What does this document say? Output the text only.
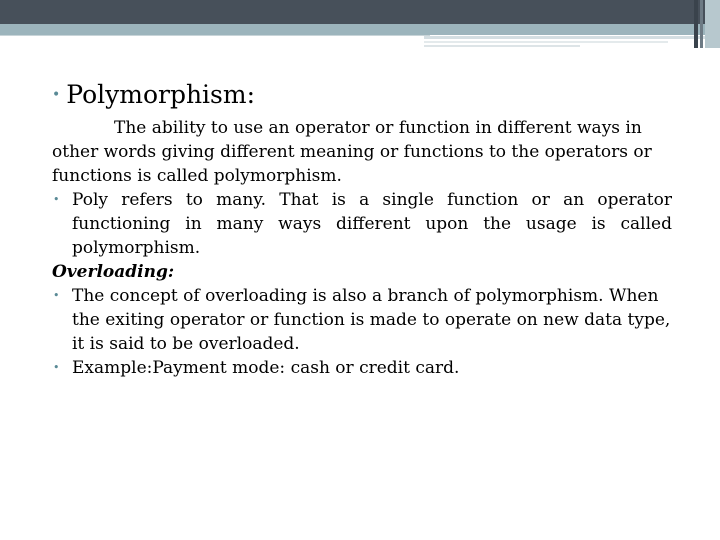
• Polymorphism:
The ability to use an operator or function in different ways in other words giving different meaning or functions to the operators or functions is called polymorphism.
• Poly refers to many. That is a single function or an operator functioning in many ways different upon the usage is called polymorphism.
Overloading:
• The concept of overloading is also a branch of polymorphism. When the exiting operator or function is made to operate on new data type, it is said to be overloaded.
• Example:Payment mode: cash or credit card.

### GIVEN INSTRUCTION
Print all of the records shown above exactly, leaving out each picture.

### EXPECTED ANSWER
What does this document say? Output the text only.
• Polymorphism:
The ability to use an operator or function in different ways in other words giving different meaning or functions to the operators or functions is called polymorphism.
• Poly refers to many. That is a single function or an operator functioning in many ways different upon the usage is called polymorphism.
Overloading:
• The concept of overloading is also a branch of polymorphism. When the exiting operator or function is made to operate on new data type, it is said to be overloaded.
• Example:Payment mode: cash or credit card.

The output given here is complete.